Text segment:
Re: Ambiguity (what else!?) question from David Birnbaum on 2025-01-28 (public-ixml@w3.org from January 2025)

From: David Birnbaum <djbpitt@gmail.com>
Date: Mon, 27 Jan 2025 23:56:06 -0500
To: LdBeth <andpuke@foxmail.com>
Cc: ixml <public-ixml@w3.org>
Message-ID: <CAP4v81qFrmq8gtTw4aOWsND71QBg4pk1NhTXKi1h3-cbsBxhUg@mail.gmail.com>
Dear LdBeth (cc public-ixml),

Thank you for your generous explanation! Although I was able to grapple my
way to Something That Worked by following Bethan's good advice (on this
list) and relying on a combination of fussy newline-counting and roman
numeral patterns, your response drew my attention to two issues that I had
considered with insufficient care:

1. I gave up too early on crafting a pattern for a regular text line that
would exclude chapter titles. Your example helped me notice a regularity
that is obvious and self-explanatory in retrospect: a normal text line
never has a dot or an upper-case letter in second position except when the
line begins with a quotation mark, while chapter title lines and the
subsection title line always have a dot or an upper-case letter in second
position. That's enough to enable the sort of exclusion approach you
describe. This reason was obvious once I had noticed it; the regular text
has no words in all caps and no one-letter words that can appear at the end
of a sentence, so an upper-case letter can be in second position in a line
only when preceding by a quotation mark (the beginning of a quoted
sentence, and therefore not a chapter title) or when part of a title. Once
I incorporate the not-a-quotation-mark into a pattern, it isn't difficult
to write, even if it may not be very easy to read and understand without an
explanatory comment.

Goals:
a) Reproduce the whole email replying about ixml ambiguity, word for word.
b) Transcribe only the stretch of the records from their first line through the line containing "- flow-bar: [184, 447, 190, 452]", with both ends included.
The records have no connection to the email.

[Layout element annotations]

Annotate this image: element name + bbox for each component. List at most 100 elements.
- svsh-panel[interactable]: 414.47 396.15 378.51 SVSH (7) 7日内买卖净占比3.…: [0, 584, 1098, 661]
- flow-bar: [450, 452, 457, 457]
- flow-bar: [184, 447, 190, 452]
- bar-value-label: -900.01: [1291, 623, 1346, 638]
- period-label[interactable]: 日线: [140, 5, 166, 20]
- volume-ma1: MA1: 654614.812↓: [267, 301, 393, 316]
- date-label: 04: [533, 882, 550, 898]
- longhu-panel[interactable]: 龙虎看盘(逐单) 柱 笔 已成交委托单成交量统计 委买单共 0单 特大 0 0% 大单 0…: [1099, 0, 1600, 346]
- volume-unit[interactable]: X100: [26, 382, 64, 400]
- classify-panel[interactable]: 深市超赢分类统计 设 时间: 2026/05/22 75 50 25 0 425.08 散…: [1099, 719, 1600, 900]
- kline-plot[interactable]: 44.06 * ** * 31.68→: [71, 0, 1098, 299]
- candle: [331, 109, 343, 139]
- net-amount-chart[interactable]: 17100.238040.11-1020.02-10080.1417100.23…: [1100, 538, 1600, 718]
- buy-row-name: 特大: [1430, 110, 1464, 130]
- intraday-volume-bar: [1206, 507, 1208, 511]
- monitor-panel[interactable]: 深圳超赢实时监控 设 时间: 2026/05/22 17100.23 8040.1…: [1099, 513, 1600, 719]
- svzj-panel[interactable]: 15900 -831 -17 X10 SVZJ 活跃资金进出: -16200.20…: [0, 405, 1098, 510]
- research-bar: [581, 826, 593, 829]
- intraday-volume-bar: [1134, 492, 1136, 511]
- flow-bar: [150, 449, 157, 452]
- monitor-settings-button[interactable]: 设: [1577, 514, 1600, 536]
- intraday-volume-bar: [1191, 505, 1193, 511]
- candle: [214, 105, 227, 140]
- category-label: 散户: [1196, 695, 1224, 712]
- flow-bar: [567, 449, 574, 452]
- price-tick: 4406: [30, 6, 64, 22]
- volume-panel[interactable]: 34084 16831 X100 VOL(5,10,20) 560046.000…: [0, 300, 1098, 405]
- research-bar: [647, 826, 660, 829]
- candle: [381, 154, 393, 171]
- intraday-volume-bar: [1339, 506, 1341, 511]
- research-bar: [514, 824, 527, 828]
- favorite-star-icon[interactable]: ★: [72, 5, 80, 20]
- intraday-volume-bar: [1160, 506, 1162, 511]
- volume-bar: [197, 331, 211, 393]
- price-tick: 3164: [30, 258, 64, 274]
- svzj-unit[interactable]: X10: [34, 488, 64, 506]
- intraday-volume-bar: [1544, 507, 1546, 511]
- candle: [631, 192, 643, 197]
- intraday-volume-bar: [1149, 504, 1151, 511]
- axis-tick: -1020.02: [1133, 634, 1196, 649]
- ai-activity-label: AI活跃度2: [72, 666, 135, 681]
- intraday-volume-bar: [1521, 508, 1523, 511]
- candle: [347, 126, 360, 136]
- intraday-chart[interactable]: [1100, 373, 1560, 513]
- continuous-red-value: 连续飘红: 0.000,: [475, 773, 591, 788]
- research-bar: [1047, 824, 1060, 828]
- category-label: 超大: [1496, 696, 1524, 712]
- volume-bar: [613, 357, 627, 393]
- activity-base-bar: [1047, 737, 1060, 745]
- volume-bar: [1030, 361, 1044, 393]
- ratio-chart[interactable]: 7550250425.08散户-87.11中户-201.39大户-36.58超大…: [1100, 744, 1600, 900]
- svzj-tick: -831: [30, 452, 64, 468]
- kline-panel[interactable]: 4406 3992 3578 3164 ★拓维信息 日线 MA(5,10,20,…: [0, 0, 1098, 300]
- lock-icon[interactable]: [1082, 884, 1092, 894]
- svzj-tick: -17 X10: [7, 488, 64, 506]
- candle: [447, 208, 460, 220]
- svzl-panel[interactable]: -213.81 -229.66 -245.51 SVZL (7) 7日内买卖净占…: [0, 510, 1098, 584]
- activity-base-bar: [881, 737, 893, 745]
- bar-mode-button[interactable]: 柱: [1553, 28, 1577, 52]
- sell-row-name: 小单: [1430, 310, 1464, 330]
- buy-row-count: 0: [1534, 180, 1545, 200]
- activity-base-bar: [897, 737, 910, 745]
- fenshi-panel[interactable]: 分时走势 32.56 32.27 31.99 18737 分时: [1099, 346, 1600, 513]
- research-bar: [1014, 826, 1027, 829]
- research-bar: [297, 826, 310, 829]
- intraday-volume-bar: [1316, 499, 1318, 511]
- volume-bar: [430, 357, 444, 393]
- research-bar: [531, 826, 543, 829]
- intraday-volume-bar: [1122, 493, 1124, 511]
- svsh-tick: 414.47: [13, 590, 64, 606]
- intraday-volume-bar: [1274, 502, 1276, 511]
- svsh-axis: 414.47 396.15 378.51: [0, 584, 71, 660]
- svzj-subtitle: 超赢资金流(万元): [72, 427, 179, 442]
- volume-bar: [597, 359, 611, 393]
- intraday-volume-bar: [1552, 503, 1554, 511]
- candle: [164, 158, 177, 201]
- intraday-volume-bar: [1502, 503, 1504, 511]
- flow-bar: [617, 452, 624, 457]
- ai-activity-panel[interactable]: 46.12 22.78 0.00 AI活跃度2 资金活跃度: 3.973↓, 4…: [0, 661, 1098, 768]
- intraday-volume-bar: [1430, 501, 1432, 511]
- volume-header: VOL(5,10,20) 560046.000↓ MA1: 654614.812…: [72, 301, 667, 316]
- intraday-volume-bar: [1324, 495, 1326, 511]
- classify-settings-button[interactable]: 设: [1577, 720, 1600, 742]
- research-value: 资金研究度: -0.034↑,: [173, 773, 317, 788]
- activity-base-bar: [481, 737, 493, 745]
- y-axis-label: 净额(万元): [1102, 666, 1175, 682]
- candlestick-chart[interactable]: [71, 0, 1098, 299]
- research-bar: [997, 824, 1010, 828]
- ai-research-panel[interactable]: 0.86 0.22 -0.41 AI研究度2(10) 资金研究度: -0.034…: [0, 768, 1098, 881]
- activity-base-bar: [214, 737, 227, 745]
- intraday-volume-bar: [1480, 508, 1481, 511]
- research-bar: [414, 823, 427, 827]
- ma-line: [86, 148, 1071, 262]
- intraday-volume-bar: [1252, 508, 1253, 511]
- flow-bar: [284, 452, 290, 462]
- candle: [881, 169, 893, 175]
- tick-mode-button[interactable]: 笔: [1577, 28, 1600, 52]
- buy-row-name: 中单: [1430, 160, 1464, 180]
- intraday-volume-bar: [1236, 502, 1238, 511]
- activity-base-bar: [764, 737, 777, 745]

Results for the exercise:
a)
Re: Ambiguity (what else!?) question from David Birnbaum on 2025-01-28 (public-ixml@w3.org from January 2025)

From: David Birnbaum <djbpitt@gmail.com>
Date: Mon, 27 Jan 2025 23:56:06 -0500
To: LdBeth <andpuke@foxmail.com>
Cc: ixml <public-ixml@w3.org>
Message-ID: <CAP4v81qFrmq8gtTw4aOWsND71QBg4pk1NhTXKi1h3-cbsBxhUg@mail.gmail.com>
Dear LdBeth (cc public-ixml),

Thank you for your generous explanation! Although I was able to grapple my
way to Something That Worked by following Bethan's good advice (on this
list) and relying on a combination of fussy newline-counting and roman
numeral patterns, your response drew my attention to two issues that I had
considered with insufficient care:

1. I gave up too early on crafting a pattern for a regular text line that
would exclude chapter titles. Your example helped me notice a regularity
that is obvious and self-explanatory in retrospect: a normal text line
never has a dot or an upper-case letter in second position except when the
line begins with a quotation mark, while chapter title lines and the
subsection title line always have a dot or an upper-case letter in second
position. That's enough to enable the sort of exclusion approach you
describe. This reason was obvious once I had noticed it; the regular text
has no words in all caps and no one-letter words that can appear at the end
of a sentence, so an upper-case letter can be in second position in a line
only when preceding by a quotation mark (the beginning of a quoted
sentence, and therefore not a chapter title) or when part of a title. Once
I incorporate the not-a-quotation-mark into a pattern, it isn't difficult
to write, even if it may not be very easy to read and understand without an
explanatory comment.

b)
Annotate this image: element name + bbox for each component. List at most 100 elements.
- svsh-panel[interactable]: 414.47 396.15 378.51 SVSH (7) 7日内买卖净占比3.…: [0, 584, 1098, 661]
- flow-bar: [450, 452, 457, 457]
- flow-bar: [184, 447, 190, 452]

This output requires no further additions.